▸ **To do**: Your task is to output the entries below word for word.

━━━ Record extracts

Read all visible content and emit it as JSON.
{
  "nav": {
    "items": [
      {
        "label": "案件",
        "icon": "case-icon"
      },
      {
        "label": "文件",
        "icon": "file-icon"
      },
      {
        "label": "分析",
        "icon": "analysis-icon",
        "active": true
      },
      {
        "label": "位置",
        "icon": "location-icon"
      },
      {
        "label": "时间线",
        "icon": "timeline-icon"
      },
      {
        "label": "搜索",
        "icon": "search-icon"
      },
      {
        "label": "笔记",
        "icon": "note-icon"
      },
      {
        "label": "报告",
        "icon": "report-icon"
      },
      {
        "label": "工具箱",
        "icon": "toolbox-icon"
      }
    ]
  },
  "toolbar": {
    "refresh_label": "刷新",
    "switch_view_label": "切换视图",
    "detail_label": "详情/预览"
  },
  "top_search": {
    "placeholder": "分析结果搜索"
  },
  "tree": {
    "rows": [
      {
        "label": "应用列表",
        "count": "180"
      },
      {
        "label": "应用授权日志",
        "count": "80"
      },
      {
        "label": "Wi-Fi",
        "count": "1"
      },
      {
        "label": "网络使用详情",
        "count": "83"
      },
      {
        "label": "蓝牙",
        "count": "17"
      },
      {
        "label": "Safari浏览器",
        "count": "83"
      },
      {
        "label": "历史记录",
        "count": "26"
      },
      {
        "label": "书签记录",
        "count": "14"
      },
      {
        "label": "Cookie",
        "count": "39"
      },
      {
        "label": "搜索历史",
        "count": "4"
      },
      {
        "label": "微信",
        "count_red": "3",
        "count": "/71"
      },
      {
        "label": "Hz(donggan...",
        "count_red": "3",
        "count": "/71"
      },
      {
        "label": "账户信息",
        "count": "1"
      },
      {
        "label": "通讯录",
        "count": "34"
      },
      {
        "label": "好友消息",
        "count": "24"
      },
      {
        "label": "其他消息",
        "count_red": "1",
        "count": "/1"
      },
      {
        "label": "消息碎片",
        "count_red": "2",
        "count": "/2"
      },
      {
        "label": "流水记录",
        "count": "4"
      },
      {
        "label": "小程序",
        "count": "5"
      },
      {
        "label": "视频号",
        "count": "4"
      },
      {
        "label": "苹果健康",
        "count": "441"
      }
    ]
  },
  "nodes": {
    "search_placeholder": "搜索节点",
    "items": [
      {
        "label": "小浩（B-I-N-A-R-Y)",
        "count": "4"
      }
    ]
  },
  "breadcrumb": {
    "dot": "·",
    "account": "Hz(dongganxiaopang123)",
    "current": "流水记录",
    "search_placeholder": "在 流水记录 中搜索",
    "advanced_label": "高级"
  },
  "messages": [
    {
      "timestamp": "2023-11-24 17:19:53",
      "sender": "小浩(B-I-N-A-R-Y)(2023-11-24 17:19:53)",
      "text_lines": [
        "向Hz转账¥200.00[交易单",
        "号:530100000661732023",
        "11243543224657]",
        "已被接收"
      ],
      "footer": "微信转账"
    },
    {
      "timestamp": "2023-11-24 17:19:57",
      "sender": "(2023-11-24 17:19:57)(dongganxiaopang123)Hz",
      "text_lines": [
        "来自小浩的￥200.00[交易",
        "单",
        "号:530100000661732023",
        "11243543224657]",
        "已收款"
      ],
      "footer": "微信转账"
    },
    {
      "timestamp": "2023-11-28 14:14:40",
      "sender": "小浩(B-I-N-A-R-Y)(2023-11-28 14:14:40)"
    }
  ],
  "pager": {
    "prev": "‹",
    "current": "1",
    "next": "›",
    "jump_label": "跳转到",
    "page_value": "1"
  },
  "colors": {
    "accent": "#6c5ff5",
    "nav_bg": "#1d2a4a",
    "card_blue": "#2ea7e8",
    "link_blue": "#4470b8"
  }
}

━━━━━━

▸ **Result of the task**:
Read all visible content and emit it as JSON.
{
  "nav": {
    "items": [
      {
        "label": "案件",
        "icon": "case-icon"
      },
      {
        "label": "文件",
        "icon": "file-icon"
      },
      {
        "label": "分析",
        "icon": "analysis-icon",
        "active": true
      },
      {
        "label": "位置",
        "icon": "location-icon"
      },
      {
        "label": "时间线",
        "icon": "timeline-icon"
      },
      {
        "label": "搜索",
        "icon": "search-icon"
      },
      {
        "label": "笔记",
        "icon": "note-icon"
      },
      {
        "label": "报告",
        "icon": "report-icon"
      },
      {
        "label": "工具箱",
        "icon": "toolbox-icon"
      }
    ]
  },
  "toolbar": {
    "refresh_label": "刷新",
    "switch_view_label": "切换视图",
    "detail_label": "详情/预览"
  },
  "top_search": {
    "placeholder": "分析结果搜索"
  },
  "tree": {
    "rows": [
      {
        "label": "应用列表",
        "count": "180"
      },
      {
        "label": "应用授权日志",
        "count": "80"
      },
      {
        "label": "Wi-Fi",
        "count": "1"
      },
      {
        "label": "网络使用详情",
        "count": "83"
      },
      {
        "label": "蓝牙",
        "count": "17"
      },
      {
        "label": "Safari浏览器",
        "count": "83"
      },
      {
        "label": "历史记录",
        "count": "26"
      },
      {
        "label": "书签记录",
        "count": "14"
      },
      {
        "label": "Cookie",
        "count": "39"
      },
      {
        "label": "搜索历史",
        "count": "4"
      },
      {
        "label": "微信",
        "count_red": "3",
        "count": "/71"
      },
      {
        "label": "Hz(donggan...",
        "count_red": "3",
        "count": "/71"
      },
      {
        "label": "账户信息",
        "count": "1"
      },
      {
        "label": "通讯录",
        "count": "34"
      },
      {
        "label": "好友消息",
        "count": "24"
      },
      {
        "label": "其他消息",
        "count_red": "1",
        "count": "/1"
      },
      {
        "label": "消息碎片",
        "count_red": "2",
        "count": "/2"
      },
      {
        "label": "流水记录",
        "count": "4"
      },
      {
        "label": "小程序",
        "count": "5"
      },
      {
        "label": "视频号",
        "count": "4"
      },
      {
        "label": "苹果健康",
        "count": "441"
      }
    ]
  },
  "nodes": {
    "search_placeholder": "搜索节点",
    "items": [
      {
        "label": "小浩（B-I-N-A-R-Y)",
        "count": "4"
      }
    ]
  },
  "breadcrumb": {
    "dot": "·",
    "account": "Hz(dongganxiaopang123)",
    "current": "流水记录",
    "search_placeholder": "在 流水记录 中搜索",
    "advanced_label": "高级"
  },
  "messages": [
    {
      "timestamp": "2023-11-24 17:19:53",
      "sender": "小浩(B-I-N-A-R-Y)(2023-11-24 17:19:53)",
      "text_lines": [
        "向Hz转账¥200.00[交易单",
        "号:530100000661732023",
        "11243543224657]",
        "已被接收"
      ],
      "footer": "微信转账"
    },
    {
      "timestamp": "2023-11-24 17:19:57",
      "sender": "(2023-11-24 17:19:57)(dongganxiaopang123)Hz",
      "text_lines": [
        "来自小浩的￥200.00[交易",
        "单",
        "号:530100000661732023",
        "11243543224657]",
        "已收款"
      ],
      "footer": "微信转账"
    },
    {
      "timestamp": "2023-11-28 14:14:40",
      "sender": "小浩(B-I-N-A-R-Y)(2023-11-28 14:14:40)"
    }
  ],
  "pager": {
    "prev": "‹",
    "current": "1",
    "next": "›",
    "jump_label": "跳转到",
    "page_value": "1"
  },
  "colors": {
    "accent": "#6c5ff5",
    "nav_bg": "#1d2a4a",
    "card_blue": "#2ea7e8",
    "link_blue": "#4470b8"
  }
}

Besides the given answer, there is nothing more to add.